-- START --

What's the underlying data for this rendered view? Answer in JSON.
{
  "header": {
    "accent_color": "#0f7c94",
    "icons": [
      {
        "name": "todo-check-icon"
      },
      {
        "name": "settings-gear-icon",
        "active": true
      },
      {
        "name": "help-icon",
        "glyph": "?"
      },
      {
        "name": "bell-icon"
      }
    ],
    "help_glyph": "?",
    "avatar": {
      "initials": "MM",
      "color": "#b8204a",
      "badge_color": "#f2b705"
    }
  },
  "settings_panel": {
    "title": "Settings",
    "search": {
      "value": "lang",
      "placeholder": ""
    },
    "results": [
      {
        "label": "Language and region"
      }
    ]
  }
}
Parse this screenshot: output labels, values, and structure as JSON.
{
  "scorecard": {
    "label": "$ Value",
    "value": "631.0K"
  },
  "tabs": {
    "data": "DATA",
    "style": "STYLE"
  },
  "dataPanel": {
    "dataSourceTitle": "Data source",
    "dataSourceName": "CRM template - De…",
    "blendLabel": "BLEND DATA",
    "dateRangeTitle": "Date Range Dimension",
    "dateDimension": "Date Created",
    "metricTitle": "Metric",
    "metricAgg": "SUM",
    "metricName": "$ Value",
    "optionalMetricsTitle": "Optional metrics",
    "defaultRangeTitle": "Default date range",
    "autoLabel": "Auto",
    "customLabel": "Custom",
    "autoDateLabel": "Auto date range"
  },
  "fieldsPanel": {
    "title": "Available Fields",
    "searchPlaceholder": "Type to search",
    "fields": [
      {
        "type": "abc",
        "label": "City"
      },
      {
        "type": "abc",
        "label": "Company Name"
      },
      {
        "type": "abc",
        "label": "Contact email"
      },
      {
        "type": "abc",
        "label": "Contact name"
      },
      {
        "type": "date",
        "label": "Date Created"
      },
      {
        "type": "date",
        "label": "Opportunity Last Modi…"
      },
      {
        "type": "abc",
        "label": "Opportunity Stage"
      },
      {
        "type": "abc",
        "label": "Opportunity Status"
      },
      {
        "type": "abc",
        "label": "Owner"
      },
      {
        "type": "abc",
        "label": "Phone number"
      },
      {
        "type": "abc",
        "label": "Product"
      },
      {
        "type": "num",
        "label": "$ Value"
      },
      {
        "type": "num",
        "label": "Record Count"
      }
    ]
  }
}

-- END --

**Exercise brief**
Go through the listing above and report how many of its lines contain the word "this", with only the number as output.

**Full answer**
2